What this task involves: Copy out each line in the material below that has the word "县治理办".

::::

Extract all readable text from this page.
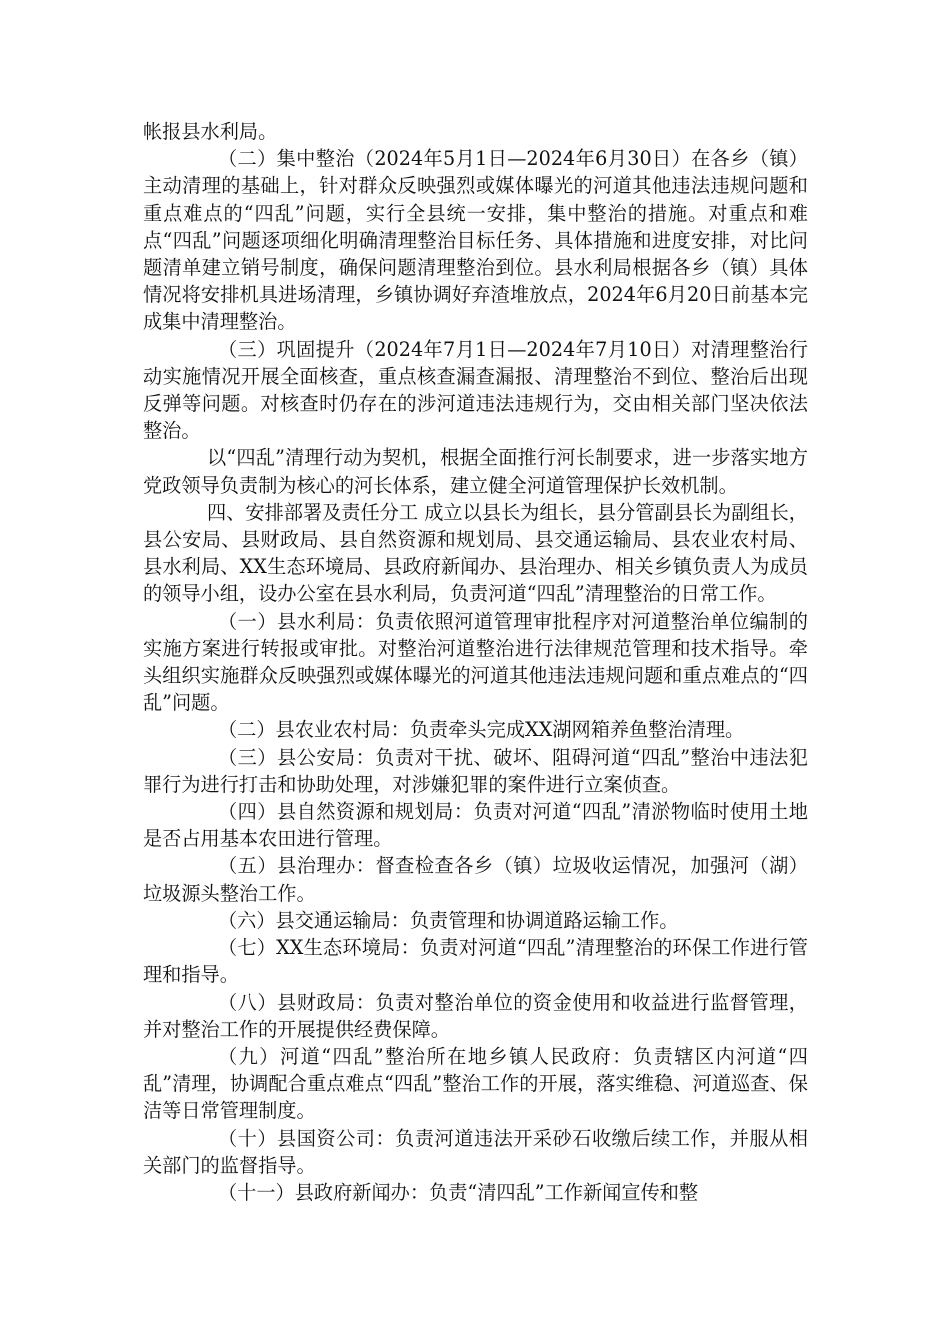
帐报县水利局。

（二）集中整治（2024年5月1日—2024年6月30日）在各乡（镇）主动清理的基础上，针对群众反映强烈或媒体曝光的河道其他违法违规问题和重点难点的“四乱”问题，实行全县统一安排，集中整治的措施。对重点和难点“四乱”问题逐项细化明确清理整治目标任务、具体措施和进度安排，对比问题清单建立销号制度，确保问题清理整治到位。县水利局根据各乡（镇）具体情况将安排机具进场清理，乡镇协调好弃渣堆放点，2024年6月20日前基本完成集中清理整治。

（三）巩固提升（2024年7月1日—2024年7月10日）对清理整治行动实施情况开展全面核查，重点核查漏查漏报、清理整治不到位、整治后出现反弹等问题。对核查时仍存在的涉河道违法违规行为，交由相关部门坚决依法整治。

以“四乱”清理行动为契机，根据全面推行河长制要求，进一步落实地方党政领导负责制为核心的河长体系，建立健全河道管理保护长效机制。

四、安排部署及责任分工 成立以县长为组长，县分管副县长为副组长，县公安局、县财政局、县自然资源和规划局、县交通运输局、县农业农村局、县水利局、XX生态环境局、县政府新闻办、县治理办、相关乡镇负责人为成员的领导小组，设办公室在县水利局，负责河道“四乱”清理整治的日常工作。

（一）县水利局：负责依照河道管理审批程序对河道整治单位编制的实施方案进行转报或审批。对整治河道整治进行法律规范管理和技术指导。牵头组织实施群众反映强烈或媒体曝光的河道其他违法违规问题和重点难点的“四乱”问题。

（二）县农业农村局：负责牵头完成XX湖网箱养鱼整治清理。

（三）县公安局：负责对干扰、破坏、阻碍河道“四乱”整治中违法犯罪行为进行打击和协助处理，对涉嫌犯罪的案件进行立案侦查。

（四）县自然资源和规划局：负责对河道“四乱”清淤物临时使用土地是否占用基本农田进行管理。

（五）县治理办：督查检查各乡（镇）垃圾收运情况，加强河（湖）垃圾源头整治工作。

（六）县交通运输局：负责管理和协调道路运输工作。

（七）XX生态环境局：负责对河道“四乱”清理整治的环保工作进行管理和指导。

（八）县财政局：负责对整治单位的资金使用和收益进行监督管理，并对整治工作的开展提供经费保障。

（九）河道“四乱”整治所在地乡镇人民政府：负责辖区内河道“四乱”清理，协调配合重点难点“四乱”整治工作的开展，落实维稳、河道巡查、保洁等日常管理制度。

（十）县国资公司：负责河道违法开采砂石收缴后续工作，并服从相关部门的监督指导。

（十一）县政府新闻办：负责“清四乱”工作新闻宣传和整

::::

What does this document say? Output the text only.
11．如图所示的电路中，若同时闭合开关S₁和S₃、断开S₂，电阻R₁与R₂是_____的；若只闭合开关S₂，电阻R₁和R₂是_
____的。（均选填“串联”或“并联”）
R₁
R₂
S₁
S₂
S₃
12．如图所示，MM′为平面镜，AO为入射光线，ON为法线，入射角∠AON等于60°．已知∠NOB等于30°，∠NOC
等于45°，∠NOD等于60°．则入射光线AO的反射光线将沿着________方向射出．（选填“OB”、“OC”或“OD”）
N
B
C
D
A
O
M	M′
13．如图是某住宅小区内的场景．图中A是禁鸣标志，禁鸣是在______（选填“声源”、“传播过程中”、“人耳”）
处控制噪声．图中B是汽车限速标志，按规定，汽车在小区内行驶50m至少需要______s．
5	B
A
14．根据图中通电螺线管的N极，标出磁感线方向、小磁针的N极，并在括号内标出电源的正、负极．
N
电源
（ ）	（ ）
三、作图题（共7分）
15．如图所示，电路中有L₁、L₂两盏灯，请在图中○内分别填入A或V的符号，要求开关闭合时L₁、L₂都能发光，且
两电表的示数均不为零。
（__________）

::::

Written answer:
四、安排部署及责任分工 成立以县长为组长，县分管副县长为副组长，县公安局、县财政局、县自然资源和规划局、县交通运输局、县农业农村局、县水利局、XX生态环境局、县政府新闻办、县治理办、相关乡镇负责人为成员的领导小组，设办公室在县水利局，负责河道“四乱”清理整治的日常工作。
（五）县治理办：督查检查各乡（镇）垃圾收运情况，加强河（湖）垃圾源头整治工作。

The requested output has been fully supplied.